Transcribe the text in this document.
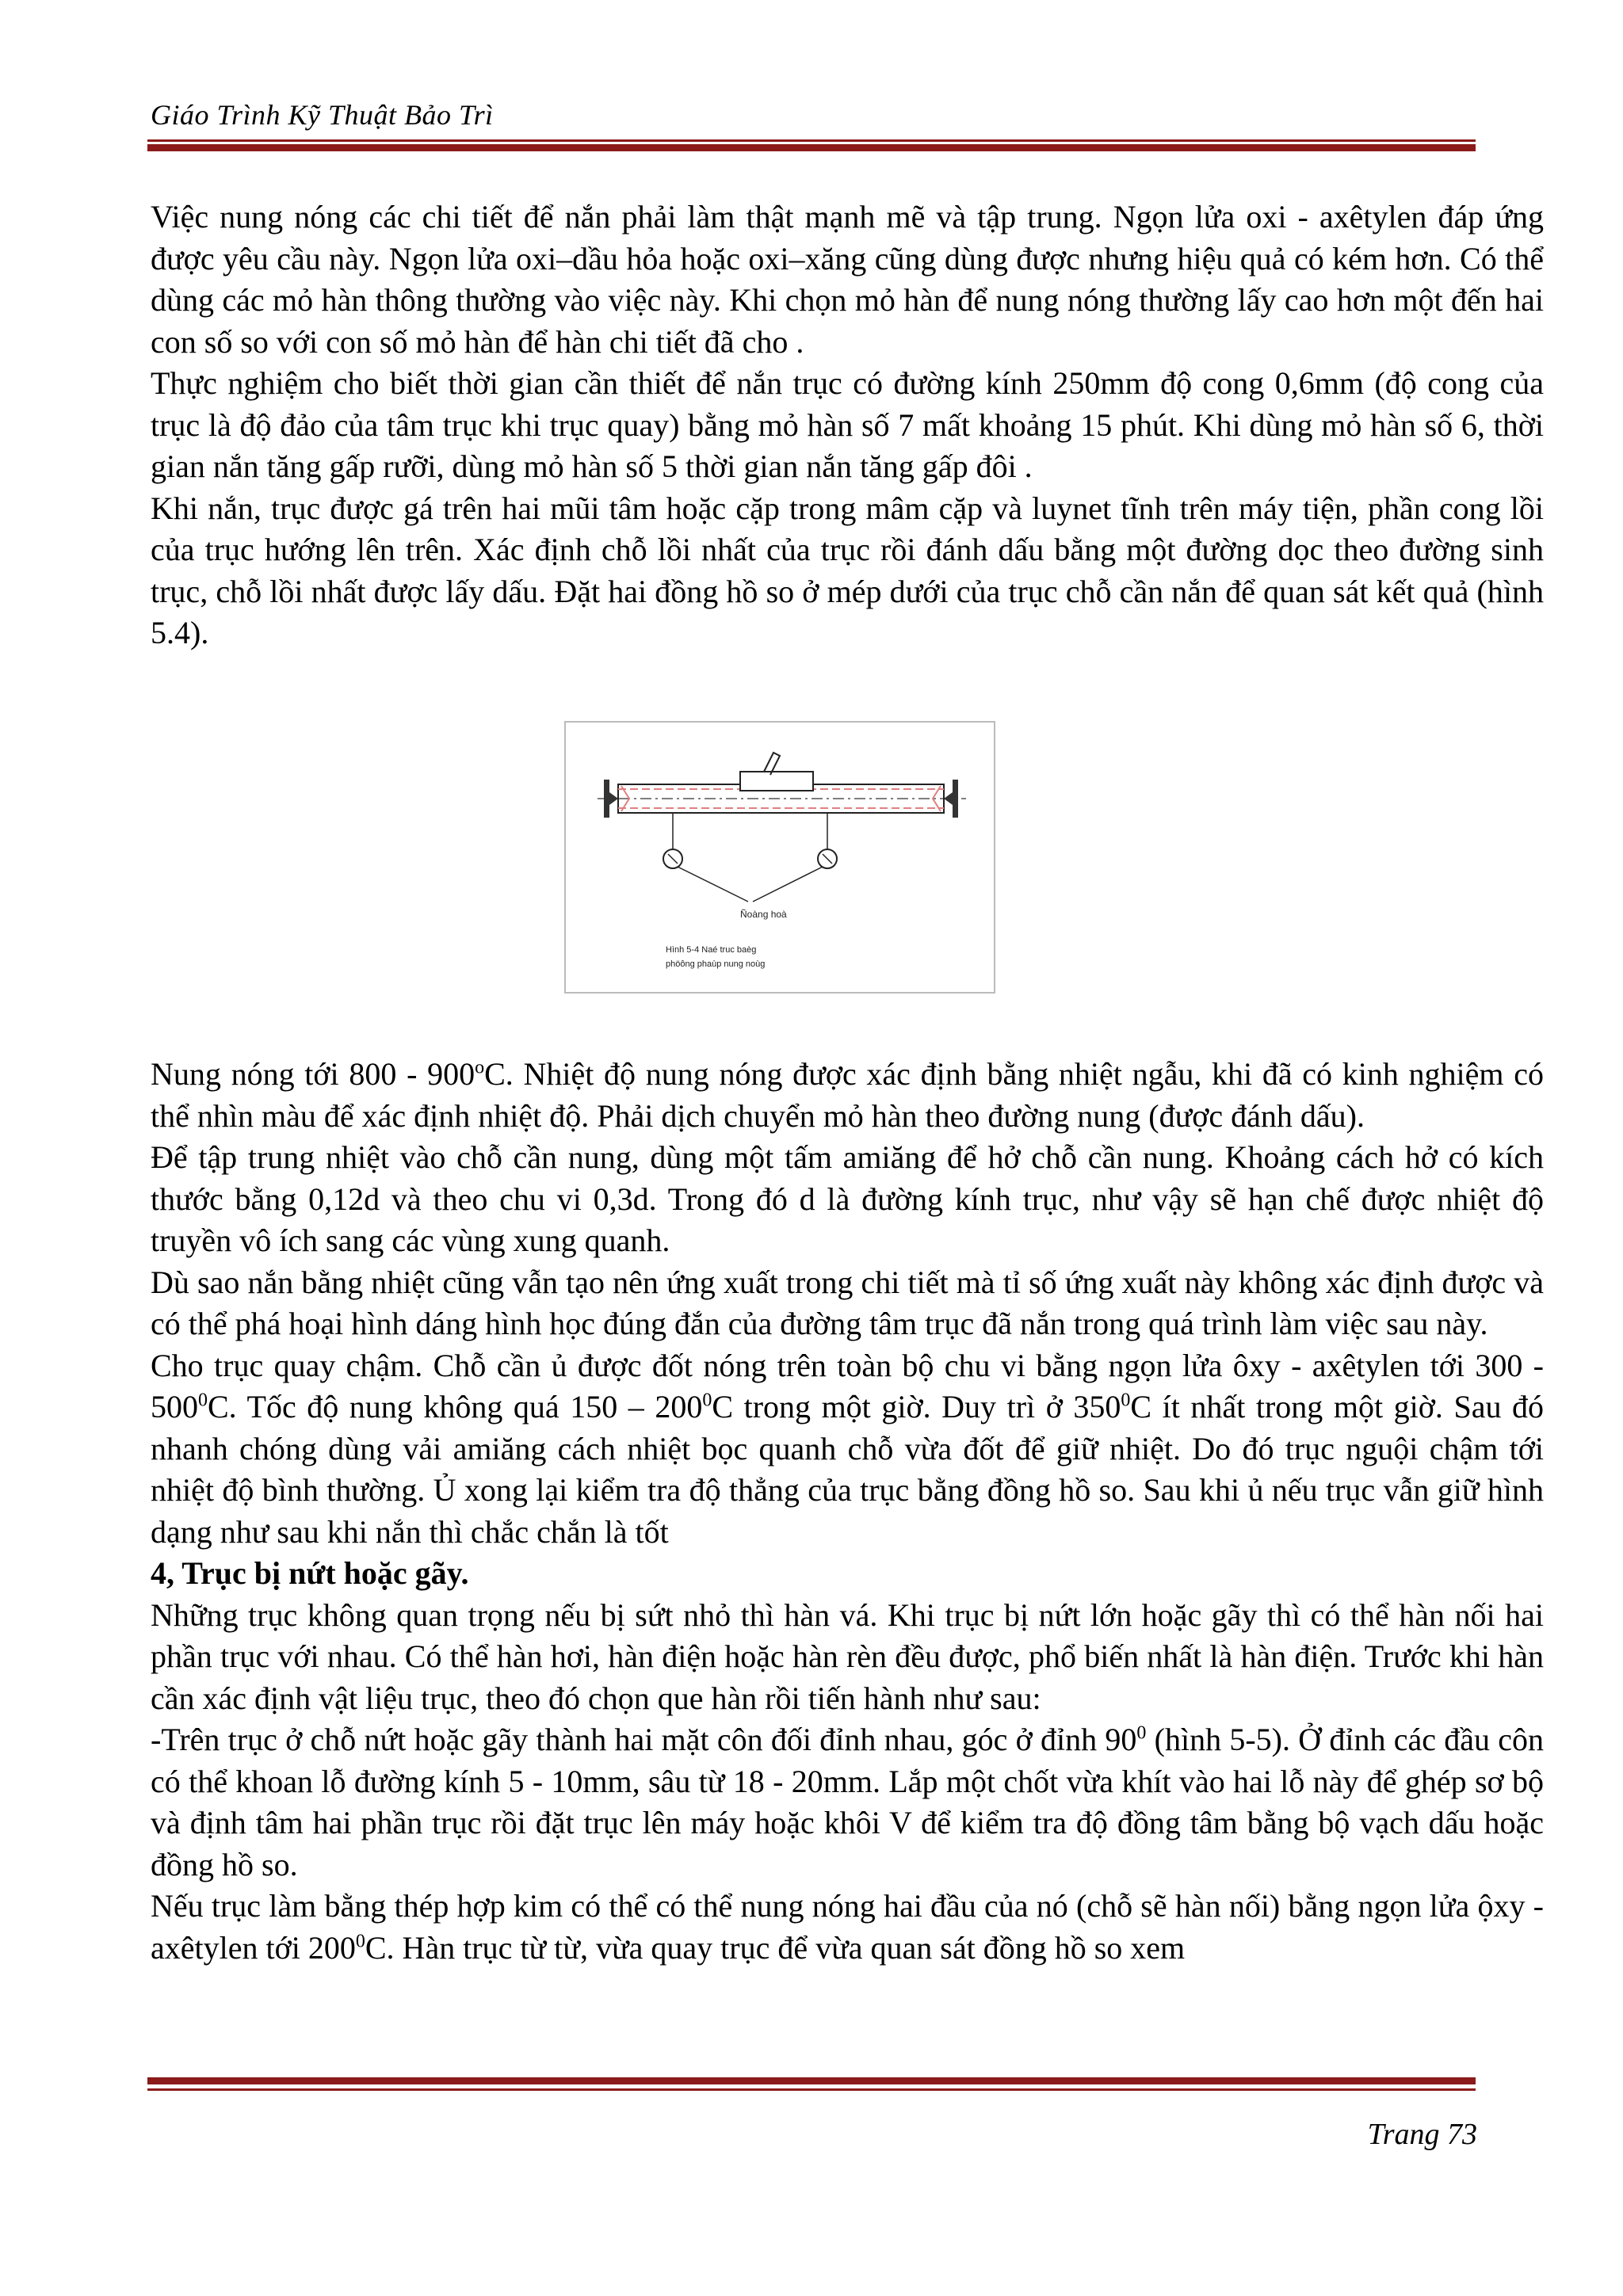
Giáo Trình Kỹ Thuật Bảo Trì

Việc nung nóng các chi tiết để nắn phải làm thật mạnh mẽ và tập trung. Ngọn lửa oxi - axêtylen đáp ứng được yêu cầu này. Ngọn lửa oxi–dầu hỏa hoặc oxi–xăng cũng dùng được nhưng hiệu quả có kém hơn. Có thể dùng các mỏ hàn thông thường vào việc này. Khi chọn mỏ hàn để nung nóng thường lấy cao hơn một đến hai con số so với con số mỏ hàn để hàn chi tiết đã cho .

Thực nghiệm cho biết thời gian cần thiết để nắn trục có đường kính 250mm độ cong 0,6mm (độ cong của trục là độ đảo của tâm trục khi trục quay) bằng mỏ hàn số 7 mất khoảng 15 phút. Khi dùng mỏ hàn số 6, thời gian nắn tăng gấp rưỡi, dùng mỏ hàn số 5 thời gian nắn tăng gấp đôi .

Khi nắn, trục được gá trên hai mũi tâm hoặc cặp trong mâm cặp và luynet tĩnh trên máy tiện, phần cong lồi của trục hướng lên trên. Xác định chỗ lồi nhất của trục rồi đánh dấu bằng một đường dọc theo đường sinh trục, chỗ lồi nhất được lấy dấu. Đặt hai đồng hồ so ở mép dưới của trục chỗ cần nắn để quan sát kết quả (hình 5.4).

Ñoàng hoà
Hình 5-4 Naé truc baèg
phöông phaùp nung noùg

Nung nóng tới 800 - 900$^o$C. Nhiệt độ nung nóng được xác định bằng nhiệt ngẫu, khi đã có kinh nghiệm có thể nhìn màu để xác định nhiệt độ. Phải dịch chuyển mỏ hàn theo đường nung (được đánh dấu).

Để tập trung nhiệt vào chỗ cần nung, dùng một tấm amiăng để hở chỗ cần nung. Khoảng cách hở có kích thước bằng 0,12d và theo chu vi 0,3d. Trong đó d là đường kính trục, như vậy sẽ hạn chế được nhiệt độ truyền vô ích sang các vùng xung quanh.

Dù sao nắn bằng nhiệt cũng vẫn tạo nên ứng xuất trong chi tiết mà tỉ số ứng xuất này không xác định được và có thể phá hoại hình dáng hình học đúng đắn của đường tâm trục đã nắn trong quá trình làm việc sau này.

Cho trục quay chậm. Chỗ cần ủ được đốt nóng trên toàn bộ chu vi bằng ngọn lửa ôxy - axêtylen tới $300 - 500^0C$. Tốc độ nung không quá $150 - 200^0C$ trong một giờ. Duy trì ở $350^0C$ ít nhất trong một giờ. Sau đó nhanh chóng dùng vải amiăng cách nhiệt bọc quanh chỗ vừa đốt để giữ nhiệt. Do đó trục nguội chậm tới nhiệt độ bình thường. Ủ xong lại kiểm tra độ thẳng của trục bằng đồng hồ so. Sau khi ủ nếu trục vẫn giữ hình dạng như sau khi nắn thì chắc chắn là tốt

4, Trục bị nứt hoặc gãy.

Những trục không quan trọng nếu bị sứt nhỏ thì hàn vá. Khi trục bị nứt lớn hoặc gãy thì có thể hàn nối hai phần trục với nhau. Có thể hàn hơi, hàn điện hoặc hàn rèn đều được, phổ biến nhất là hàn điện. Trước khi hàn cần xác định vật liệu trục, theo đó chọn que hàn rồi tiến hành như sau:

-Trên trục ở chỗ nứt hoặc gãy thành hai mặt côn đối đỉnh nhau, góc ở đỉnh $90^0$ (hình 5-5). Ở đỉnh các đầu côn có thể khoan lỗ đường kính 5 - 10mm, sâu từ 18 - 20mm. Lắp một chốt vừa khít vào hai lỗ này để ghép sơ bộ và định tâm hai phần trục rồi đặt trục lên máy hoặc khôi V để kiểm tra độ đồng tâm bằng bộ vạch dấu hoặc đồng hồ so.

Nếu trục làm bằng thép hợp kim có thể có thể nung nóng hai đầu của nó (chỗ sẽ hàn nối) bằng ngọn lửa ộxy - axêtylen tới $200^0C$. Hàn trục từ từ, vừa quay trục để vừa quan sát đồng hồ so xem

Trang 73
####
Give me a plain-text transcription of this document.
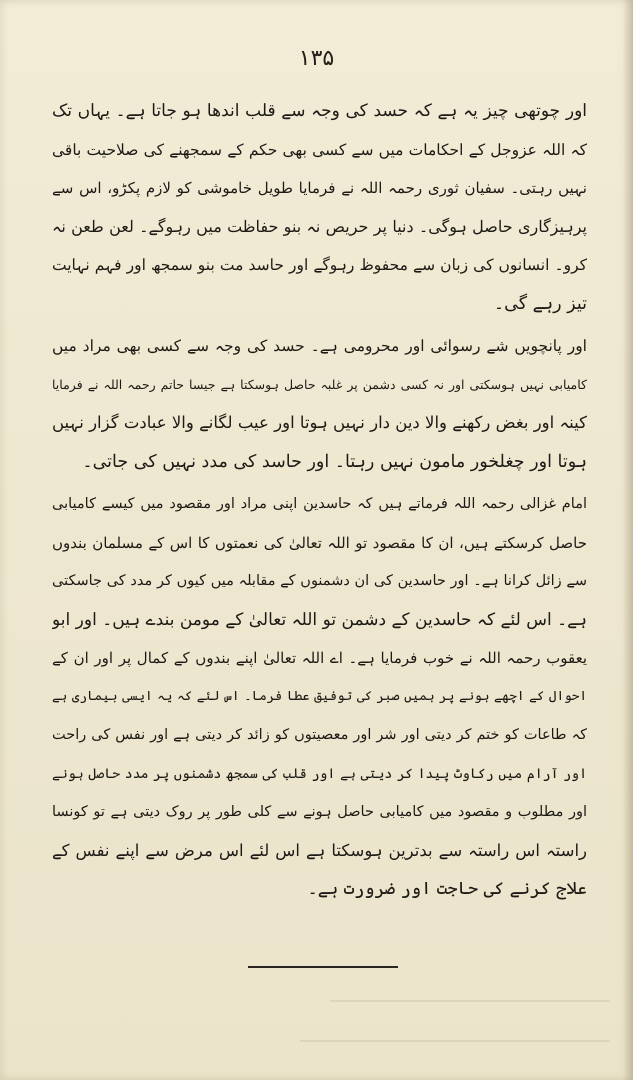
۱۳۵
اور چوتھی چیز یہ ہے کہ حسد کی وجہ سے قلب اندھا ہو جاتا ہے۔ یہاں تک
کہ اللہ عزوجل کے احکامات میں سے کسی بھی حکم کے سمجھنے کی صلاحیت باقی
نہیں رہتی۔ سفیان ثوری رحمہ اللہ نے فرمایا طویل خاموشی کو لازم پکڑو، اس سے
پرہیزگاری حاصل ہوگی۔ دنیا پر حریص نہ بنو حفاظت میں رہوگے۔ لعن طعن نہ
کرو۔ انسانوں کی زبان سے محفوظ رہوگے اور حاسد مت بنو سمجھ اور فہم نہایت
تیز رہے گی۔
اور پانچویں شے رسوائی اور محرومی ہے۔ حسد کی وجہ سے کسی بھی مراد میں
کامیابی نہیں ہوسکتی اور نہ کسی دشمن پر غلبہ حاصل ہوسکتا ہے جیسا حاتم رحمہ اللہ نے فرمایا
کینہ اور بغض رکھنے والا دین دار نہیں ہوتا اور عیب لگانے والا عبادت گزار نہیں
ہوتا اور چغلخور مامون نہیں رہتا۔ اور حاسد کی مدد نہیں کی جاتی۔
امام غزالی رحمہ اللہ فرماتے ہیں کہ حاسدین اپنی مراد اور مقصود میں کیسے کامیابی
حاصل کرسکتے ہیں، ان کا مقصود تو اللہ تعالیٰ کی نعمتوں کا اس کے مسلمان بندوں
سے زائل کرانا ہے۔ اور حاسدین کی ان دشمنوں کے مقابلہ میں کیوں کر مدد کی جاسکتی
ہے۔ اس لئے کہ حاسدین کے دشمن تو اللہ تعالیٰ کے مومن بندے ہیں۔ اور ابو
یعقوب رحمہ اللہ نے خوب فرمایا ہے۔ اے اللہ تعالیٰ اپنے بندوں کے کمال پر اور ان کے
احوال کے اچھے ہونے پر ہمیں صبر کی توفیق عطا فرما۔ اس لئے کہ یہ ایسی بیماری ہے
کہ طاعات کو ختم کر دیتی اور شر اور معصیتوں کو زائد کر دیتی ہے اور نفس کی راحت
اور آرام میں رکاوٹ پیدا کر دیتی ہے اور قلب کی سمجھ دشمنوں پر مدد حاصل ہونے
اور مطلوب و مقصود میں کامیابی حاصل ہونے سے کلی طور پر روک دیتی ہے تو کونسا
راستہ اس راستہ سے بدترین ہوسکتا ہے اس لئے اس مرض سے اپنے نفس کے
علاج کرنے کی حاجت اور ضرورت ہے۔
####
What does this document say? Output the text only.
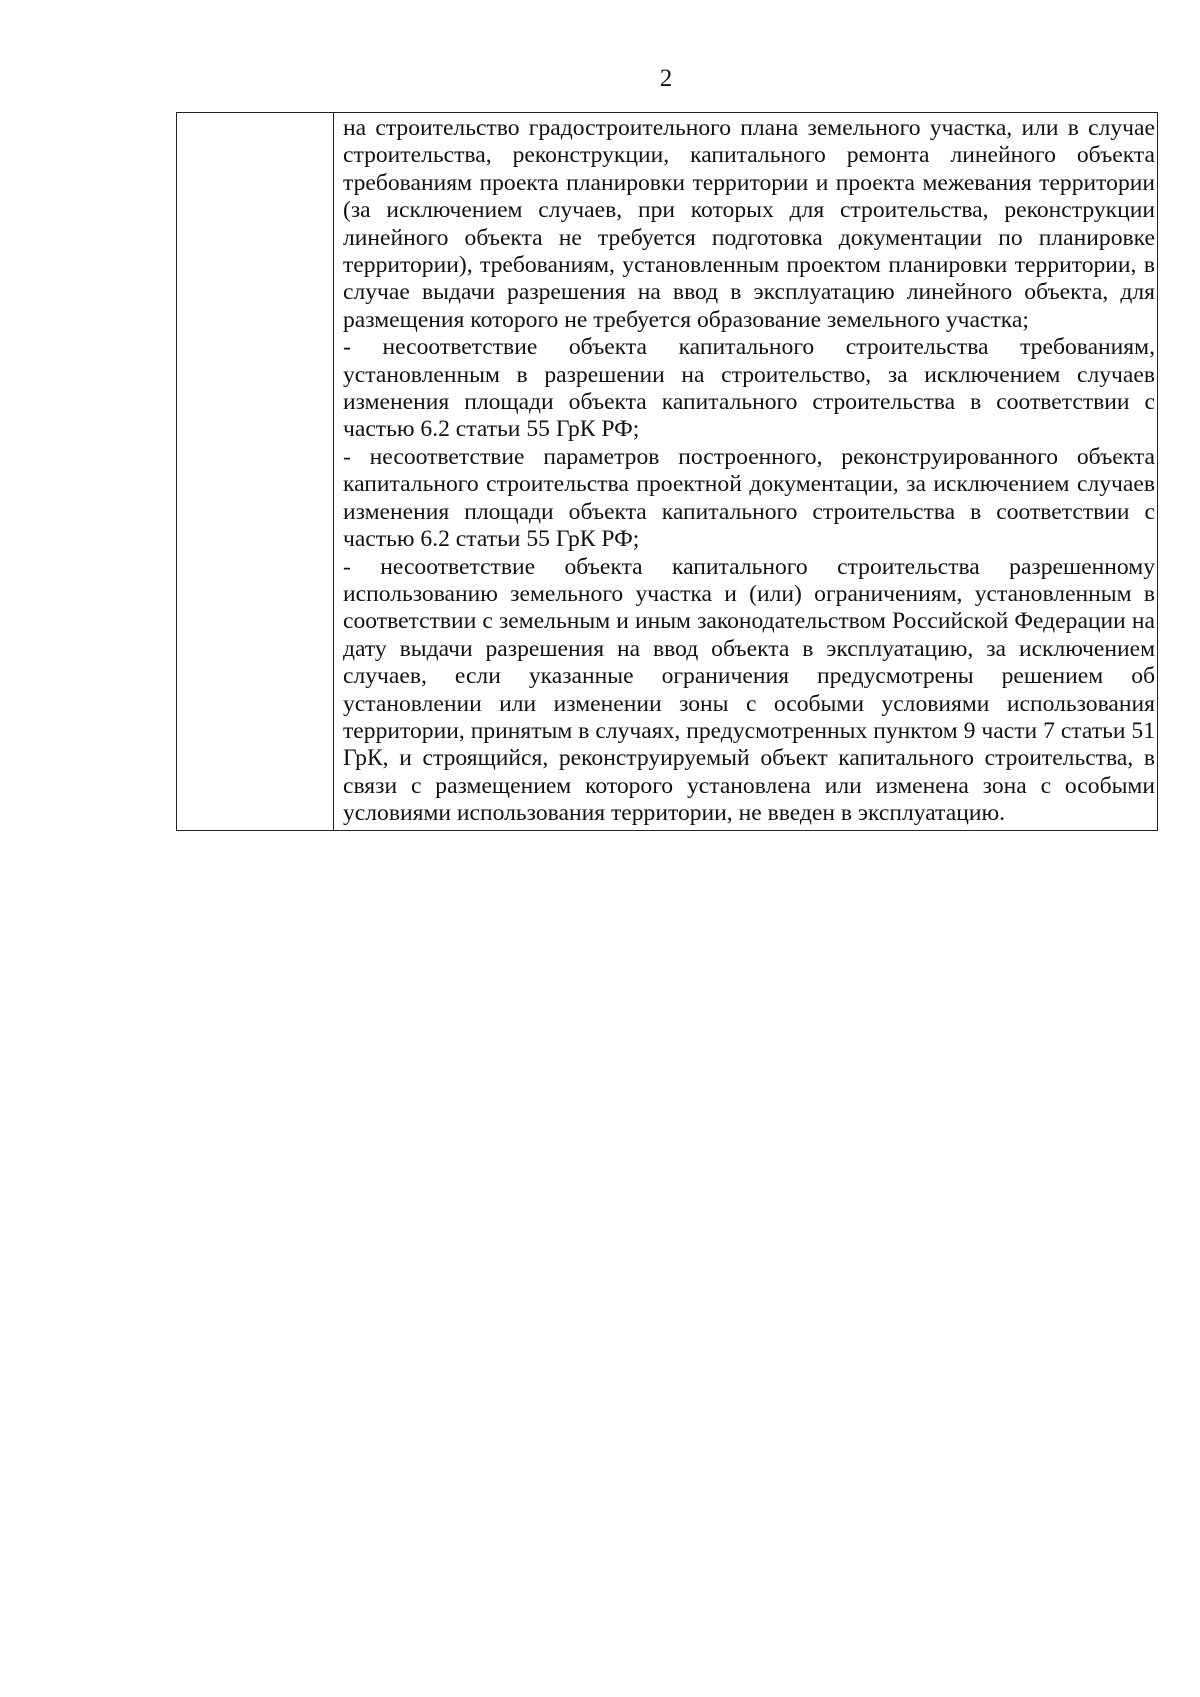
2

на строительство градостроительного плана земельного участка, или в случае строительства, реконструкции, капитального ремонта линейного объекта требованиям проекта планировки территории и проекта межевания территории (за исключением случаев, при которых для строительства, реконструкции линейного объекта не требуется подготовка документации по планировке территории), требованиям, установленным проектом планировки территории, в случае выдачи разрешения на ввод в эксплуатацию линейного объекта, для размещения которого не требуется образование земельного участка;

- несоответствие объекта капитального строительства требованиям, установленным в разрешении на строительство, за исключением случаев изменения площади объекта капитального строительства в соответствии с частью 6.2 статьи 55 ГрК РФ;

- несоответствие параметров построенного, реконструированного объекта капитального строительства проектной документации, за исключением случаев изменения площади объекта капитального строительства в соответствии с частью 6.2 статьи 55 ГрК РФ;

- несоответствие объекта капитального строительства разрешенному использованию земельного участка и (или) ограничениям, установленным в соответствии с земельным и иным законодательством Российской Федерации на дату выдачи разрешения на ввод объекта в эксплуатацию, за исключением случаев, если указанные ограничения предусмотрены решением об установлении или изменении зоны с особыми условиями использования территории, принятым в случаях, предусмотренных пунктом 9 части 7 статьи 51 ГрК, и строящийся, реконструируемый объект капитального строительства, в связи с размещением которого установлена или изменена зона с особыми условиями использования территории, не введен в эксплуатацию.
####
INSTRUCTIONS FOR THE TASK: Copy out every line from the material above in which the word "ہونے" appears.

WRITTEN ANSWER:
احوال کے اچھے ہونے پر ہمیں صبر کی توفیق عطا فرما۔ اس لئے کہ یہ ایسی بیماری ہے
اور آرام میں رکاوٹ پیدا کر دیتی ہے اور قلب کی سمجھ دشمنوں پر مدد حاصل ہونے
اور مطلوب و مقصود میں کامیابی حاصل ہونے سے کلی طور پر روک دیتی ہے تو کونسا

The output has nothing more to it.